## Your objective
Output all lines exactly.

-------

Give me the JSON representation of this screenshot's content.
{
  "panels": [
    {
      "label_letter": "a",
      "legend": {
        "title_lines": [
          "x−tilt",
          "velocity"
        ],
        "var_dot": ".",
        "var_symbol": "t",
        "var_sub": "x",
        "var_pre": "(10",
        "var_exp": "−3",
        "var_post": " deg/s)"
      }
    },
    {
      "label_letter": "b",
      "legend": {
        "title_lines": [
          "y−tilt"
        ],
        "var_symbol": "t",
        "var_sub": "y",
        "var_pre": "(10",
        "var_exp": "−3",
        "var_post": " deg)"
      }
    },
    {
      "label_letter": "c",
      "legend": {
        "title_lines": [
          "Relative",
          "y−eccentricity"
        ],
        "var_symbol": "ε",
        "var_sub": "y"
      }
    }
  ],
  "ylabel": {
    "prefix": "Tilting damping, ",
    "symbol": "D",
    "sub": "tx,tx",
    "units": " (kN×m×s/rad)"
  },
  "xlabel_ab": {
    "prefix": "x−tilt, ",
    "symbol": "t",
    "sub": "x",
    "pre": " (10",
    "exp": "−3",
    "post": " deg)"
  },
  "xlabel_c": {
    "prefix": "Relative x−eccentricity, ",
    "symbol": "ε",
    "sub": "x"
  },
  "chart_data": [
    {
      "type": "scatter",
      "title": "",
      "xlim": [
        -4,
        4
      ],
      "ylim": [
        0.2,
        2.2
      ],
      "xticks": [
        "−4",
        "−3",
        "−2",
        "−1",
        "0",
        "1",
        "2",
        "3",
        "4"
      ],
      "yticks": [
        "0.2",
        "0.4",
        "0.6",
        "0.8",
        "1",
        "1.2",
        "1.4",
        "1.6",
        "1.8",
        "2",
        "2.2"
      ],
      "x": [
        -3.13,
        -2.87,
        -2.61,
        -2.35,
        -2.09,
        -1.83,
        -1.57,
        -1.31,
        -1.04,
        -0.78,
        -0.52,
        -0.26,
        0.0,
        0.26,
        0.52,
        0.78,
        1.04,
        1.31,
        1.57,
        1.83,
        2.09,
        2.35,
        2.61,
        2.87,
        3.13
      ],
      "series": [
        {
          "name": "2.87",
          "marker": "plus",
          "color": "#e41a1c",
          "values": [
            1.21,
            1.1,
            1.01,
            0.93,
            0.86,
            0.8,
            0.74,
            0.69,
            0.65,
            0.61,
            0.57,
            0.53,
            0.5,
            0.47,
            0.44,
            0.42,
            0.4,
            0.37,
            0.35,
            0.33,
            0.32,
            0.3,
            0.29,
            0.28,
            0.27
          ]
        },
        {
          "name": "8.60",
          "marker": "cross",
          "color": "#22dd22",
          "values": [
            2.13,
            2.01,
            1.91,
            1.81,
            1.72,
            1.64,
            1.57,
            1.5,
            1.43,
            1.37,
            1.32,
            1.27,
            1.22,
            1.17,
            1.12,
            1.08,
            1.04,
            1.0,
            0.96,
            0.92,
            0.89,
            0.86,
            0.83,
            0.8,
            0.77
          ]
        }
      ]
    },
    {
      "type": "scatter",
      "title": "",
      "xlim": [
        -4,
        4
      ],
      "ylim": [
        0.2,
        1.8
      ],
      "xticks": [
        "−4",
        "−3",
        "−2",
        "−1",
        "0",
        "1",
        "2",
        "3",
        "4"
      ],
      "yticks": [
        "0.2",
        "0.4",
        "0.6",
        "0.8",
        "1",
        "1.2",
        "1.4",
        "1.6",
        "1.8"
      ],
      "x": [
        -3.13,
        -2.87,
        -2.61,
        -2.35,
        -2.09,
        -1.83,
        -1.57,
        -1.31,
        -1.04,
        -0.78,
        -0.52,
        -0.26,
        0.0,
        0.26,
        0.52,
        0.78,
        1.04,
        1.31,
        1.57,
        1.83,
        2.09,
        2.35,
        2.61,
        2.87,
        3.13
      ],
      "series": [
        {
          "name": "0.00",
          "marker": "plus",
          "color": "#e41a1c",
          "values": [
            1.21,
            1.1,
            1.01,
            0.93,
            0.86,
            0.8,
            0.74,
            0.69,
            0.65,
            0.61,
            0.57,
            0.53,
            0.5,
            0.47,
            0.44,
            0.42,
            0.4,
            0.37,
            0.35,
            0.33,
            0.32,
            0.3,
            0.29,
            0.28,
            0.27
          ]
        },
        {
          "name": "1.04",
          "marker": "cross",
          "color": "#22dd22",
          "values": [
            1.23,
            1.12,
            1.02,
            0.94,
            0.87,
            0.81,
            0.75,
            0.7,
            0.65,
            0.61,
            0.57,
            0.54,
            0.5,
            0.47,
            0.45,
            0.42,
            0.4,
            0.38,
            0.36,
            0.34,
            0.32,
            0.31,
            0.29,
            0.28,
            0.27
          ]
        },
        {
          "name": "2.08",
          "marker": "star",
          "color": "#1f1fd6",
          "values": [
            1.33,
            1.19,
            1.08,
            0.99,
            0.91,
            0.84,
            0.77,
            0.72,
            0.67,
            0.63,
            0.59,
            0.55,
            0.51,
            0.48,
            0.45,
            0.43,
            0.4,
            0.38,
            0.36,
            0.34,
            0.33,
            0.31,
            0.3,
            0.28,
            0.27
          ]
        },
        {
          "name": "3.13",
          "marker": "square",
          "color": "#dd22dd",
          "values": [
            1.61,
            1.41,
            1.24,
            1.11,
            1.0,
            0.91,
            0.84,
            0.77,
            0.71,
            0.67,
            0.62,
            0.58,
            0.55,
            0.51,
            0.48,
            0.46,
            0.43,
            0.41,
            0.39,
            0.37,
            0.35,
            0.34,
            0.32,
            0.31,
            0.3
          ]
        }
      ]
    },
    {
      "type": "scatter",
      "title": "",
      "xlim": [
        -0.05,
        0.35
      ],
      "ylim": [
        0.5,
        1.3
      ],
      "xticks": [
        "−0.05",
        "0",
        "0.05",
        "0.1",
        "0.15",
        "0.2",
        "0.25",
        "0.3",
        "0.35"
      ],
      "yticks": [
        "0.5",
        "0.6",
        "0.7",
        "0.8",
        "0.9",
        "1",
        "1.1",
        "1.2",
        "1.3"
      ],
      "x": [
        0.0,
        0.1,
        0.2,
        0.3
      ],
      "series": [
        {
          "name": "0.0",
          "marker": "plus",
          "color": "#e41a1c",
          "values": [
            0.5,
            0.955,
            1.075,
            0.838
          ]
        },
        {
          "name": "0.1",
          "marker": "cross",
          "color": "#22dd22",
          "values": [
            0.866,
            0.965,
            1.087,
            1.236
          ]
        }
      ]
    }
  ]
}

-------

## Reply
Give me the JSON representation of this screenshot's content.
{
  "panels": [
    {
      "label_letter": "a",
      "legend": {
        "title_lines": [
          "x−tilt",
          "velocity"
        ],
        "var_dot": ".",
        "var_symbol": "t",
        "var_sub": "x",
        "var_pre": "(10",
        "var_exp": "−3",
        "var_post": " deg/s)"
      }
    },
    {
      "label_letter": "b",
      "legend": {
        "title_lines": [
          "y−tilt"
        ],
        "var_symbol": "t",
        "var_sub": "y",
        "var_pre": "(10",
        "var_exp": "−3",
        "var_post": " deg)"
      }
    },
    {
      "label_letter": "c",
      "legend": {
        "title_lines": [
          "Relative",
          "y−eccentricity"
        ],
        "var_symbol": "ε",
        "var_sub": "y"
      }
    }
  ],
  "ylabel": {
    "prefix": "Tilting damping, ",
    "symbol": "D",
    "sub": "tx,tx",
    "units": " (kN×m×s/rad)"
  },
  "xlabel_ab": {
    "prefix": "x−tilt, ",
    "symbol": "t",
    "sub": "x",
    "pre": " (10",
    "exp": "−3",
    "post": " deg)"
  },
  "xlabel_c": {
    "prefix": "Relative x−eccentricity, ",
    "symbol": "ε",
    "sub": "x"
  },
  "chart_data": [
    {
      "type": "scatter",
      "title": "",
      "xlim": [
        -4,
        4
      ],
      "ylim": [
        0.2,
        2.2
      ],
      "xticks": [
        "−4",
        "−3",
        "−2",
        "−1",
        "0",
        "1",
        "2",
        "3",
        "4"
      ],
      "yticks": [
        "0.2",
        "0.4",
        "0.6",
        "0.8",
        "1",
        "1.2",
        "1.4",
        "1.6",
        "1.8",
        "2",
        "2.2"
      ],
      "x": [
        -3.13,
        -2.87,
        -2.61,
        -2.35,
        -2.09,
        -1.83,
        -1.57,
        -1.31,
        -1.04,
        -0.78,
        -0.52,
        -0.26,
        0.0,
        0.26,
        0.52,
        0.78,
        1.04,
        1.31,
        1.57,
        1.83,
        2.09,
        2.35,
        2.61,
        2.87,
        3.13
      ],
      "series": [
        {
          "name": "2.87",
          "marker": "plus",
          "color": "#e41a1c",
          "values": [
            1.21,
            1.1,
            1.01,
            0.93,
            0.86,
            0.8,
            0.74,
            0.69,
            0.65,
            0.61,
            0.57,
            0.53,
            0.5,
            0.47,
            0.44,
            0.42,
            0.4,
            0.37,
            0.35,
            0.33,
            0.32,
            0.3,
            0.29,
            0.28,
            0.27
          ]
        },
        {
          "name": "8.60",
          "marker": "cross",
          "color": "#22dd22",
          "values": [
            2.13,
            2.01,
            1.91,
            1.81,
            1.72,
            1.64,
            1.57,
            1.5,
            1.43,
            1.37,
            1.32,
            1.27,
            1.22,
            1.17,
            1.12,
            1.08,
            1.04,
            1.0,
            0.96,
            0.92,
            0.89,
            0.86,
            0.83,
            0.8,
            0.77
          ]
        }
      ]
    },
    {
      "type": "scatter",
      "title": "",
      "xlim": [
        -4,
        4
      ],
      "ylim": [
        0.2,
        1.8
      ],
      "xticks": [
        "−4",
        "−3",
        "−2",
        "−1",
        "0",
        "1",
        "2",
        "3",
        "4"
      ],
      "yticks": [
        "0.2",
        "0.4",
        "0.6",
        "0.8",
        "1",
        "1.2",
        "1.4",
        "1.6",
        "1.8"
      ],
      "x": [
        -3.13,
        -2.87,
        -2.61,
        -2.35,
        -2.09,
        -1.83,
        -1.57,
        -1.31,
        -1.04,
        -0.78,
        -0.52,
        -0.26,
        0.0,
        0.26,
        0.52,
        0.78,
        1.04,
        1.31,
        1.57,
        1.83,
        2.09,
        2.35,
        2.61,
        2.87,
        3.13
      ],
      "series": [
        {
          "name": "0.00",
          "marker": "plus",
          "color": "#e41a1c",
          "values": [
            1.21,
            1.1,
            1.01,
            0.93,
            0.86,
            0.8,
            0.74,
            0.69,
            0.65,
            0.61,
            0.57,
            0.53,
            0.5,
            0.47,
            0.44,
            0.42,
            0.4,
            0.37,
            0.35,
            0.33,
            0.32,
            0.3,
            0.29,
            0.28,
            0.27
          ]
        },
        {
          "name": "1.04",
          "marker": "cross",
          "color": "#22dd22",
          "values": [
            1.23,
            1.12,
            1.02,
            0.94,
            0.87,
            0.81,
            0.75,
            0.7,
            0.65,
            0.61,
            0.57,
            0.54,
            0.5,
            0.47,
            0.45,
            0.42,
            0.4,
            0.38,
            0.36,
            0.34,
            0.32,
            0.31,
            0.29,
            0.28,
            0.27
          ]
        },
        {
          "name": "2.08",
          "marker": "star",
          "color": "#1f1fd6",
          "values": [
            1.33,
            1.19,
            1.08,
            0.99,
            0.91,
            0.84,
            0.77,
            0.72,
            0.67,
            0.63,
            0.59,
            0.55,
            0.51,
            0.48,
            0.45,
            0.43,
            0.4,
            0.38,
            0.36,
            0.34,
            0.33,
            0.31,
            0.3,
            0.28,
            0.27
          ]
        },
        {
          "name": "3.13",
          "marker": "square",
          "color": "#dd22dd",
          "values": [
            1.61,
            1.41,
            1.24,
            1.11,
            1.0,
            0.91,
            0.84,
            0.77,
            0.71,
            0.67,
            0.62,
            0.58,
            0.55,
            0.51,
            0.48,
            0.46,
            0.43,
            0.41,
            0.39,
            0.37,
            0.35,
            0.34,
            0.32,
            0.31,
            0.3
          ]
        }
      ]
    },
    {
      "type": "scatter",
      "title": "",
      "xlim": [
        -0.05,
        0.35
      ],
      "ylim": [
        0.5,
        1.3
      ],
      "xticks": [
        "−0.05",
        "0",
        "0.05",
        "0.1",
        "0.15",
        "0.2",
        "0.25",
        "0.3",
        "0.35"
      ],
      "yticks": [
        "0.5",
        "0.6",
        "0.7",
        "0.8",
        "0.9",
        "1",
        "1.1",
        "1.2",
        "1.3"
      ],
      "x": [
        0.0,
        0.1,
        0.2,
        0.3
      ],
      "series": [
        {
          "name": "0.0",
          "marker": "plus",
          "color": "#e41a1c",
          "values": [
            0.5,
            0.955,
            1.075,
            0.838
          ]
        },
        {
          "name": "0.1",
          "marker": "cross",
          "color": "#22dd22",
          "values": [
            0.866,
            0.965,
            1.087,
            1.236
          ]
        }
      ]
    }
  ]
}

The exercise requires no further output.